Thermal power station
- Primary fuel: Coal
- Turbine technology: Steam turbine
- Site area: 69 hectares (170 acres)
- Cooling towers: 1 (operational)
- Cogeneration?: Yes
- Thermal capacity: 2600 MW (380 MW district heating)

Power generation
- Nameplate capacity: 1052 MW

External links
- Website: www.uniper.energy
- Commons: Related media on Commons

= Datteln Power Station =

Power station in Germany

Datteln Power Station (German: Kraftwerk Datteln) is a modern coal-fired thermal power station in Datteln, Recklinghausen, 12 km north of Dortmund, North Rhine-Westphalia, Germany. It comprises four units with a total capacity of approximately 1,419 MW gross. Units 1-3 were built between 1964 and 1969 and were decommissioned in 2014. A notable characteristic of this power station is the fact that the most recently built unit, Unit 4, does not have a waste gas flue. Instead, the desulphurised flue gases are expelled using the updraught from the existing 180 m cooling tower. The power station is operated by Uniper.

The plant employs about 200 full-time workers and 300 external jobs.

== History ==
About 6,300 people participated in the construction of Unit 4.

In 2025, Uniper agreed to sell Unit 4 to commodity trader and investment company ResInvest Group, as part of a set of measures required by the European Commission in exchange for approving the German government's 13.5 billion euro ($15.87 billion) bailout of Uniper in 2022.

#### Provided records

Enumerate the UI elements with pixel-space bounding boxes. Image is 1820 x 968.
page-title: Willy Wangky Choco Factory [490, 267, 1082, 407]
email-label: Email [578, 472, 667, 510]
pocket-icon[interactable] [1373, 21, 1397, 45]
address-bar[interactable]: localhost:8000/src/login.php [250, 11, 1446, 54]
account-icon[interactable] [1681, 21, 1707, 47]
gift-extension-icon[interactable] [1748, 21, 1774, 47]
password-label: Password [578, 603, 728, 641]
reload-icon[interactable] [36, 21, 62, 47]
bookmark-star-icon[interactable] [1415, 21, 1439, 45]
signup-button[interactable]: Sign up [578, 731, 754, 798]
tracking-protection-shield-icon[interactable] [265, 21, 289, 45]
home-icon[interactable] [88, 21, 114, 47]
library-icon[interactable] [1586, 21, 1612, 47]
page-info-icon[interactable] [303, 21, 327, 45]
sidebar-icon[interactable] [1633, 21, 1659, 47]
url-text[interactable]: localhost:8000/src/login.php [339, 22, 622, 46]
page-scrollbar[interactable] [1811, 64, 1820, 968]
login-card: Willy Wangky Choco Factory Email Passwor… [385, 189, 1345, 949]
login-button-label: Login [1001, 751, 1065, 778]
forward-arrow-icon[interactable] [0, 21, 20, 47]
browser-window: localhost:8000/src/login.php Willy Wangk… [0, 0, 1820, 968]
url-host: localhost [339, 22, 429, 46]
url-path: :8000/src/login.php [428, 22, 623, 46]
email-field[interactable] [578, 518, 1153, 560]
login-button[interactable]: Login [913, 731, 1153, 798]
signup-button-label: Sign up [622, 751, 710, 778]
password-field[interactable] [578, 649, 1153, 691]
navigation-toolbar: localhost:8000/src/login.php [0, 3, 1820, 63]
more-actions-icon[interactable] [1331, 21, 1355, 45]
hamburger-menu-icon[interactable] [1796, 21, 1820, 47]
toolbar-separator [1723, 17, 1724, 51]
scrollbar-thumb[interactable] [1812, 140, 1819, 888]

#### Work to complete
a - In the text on Datteln Power Station, why did Uniper agree to sell Unit 4? Answer in one to three sentences.
b - Copy the Datteln Power Station text word for word from "External links" to "300 external jobs.".
c - Go on with the text about Datteln Power Station from the point where it ends.

#### Answer set
a - Uniper agreed to sell Unit 4 to ResInvest Group because the European Commission required it as one of a set of measures. In exchange, the Commission approved the German government's 13.5 billion euro ($15.87 billion) bailout of Uniper in 2022.

b -
External links
- Website: www.uniper.energy
- Commons: Related media on Commons

= Datteln Power Station =

Power station in Germany

Datteln Power Station (German: Kraftwerk Datteln) is a modern coal-fired thermal power station in Datteln, Recklinghausen, 12 km north of Dortmund, North Rhine-Westphalia, Germany. It comprises four units with a total capacity of approximately 1,419 MW gross. Units 1-3 were built between 1964 and 1969 and were decommissioned in 2014. A notable characteristic of this power station is the fact that the most recently built unit, Unit 4, does not have a waste gas flue. Instead, the desulphurised flue gases are expelled using the updraught from the existing 180 m cooling tower. The power station is operated by Uniper.

The plant employs about 200 full-time workers and 300 external jobs.

c -
== Technology ==
In addition to electrical power, Unit 4 also delivers 1,000 GWh_{th} yearly of district heating energy, a supply sufficient for 100,000 households in the Castrop-Rauxel and Dortmund-Bodelschwingh areas. Of Unit 4's 1,052 MW net generation capacity, 413 MW are delivered to the Deutsche Bahn grid, powering its railway system. The 50 Hz electricity is converted into 16.7 Hz frequency for the train system and fed to Deutsche Bahn's 110kV high-voltage grid.

The plant's 69 ha area is separated into two sections, 11 ha (unit 1–3) on left side and 57 ha (unit 4) on the right side of the Dortmund–Ems Canal, which is used to deliver hard coal by barges. Closed conveyor belts then transport the fuel to the coal storage facility. Closed conveyor belts also transport the coal to the coal bunker, from which it is ground to a fine powder using five coal pulverisers. The fine powder is dried using hot air and then blown into the combustion chamber. Burning occurs at 1300 C, boiling water into steam, which is then passed into the high pressure turbines, followed by a medium pressure and two low-pressure turbines. The turbines rotate at 3,000 revolutions per minute, the same speed as the generator. Mitsubishi Hitachi Power Systems supplied the steam generator. The boiler is made of a high creep rupture strength material (T24, developed by Vallourec & Mannesmann), achieving reheat live steam temperatures over 600 C. Alstom supplied the steam turbine set, the same 1,100 MW set planned for the scrapped Unit 6 at Staudinger power plant and a proposed Port of Antwerp power plant in Belgium.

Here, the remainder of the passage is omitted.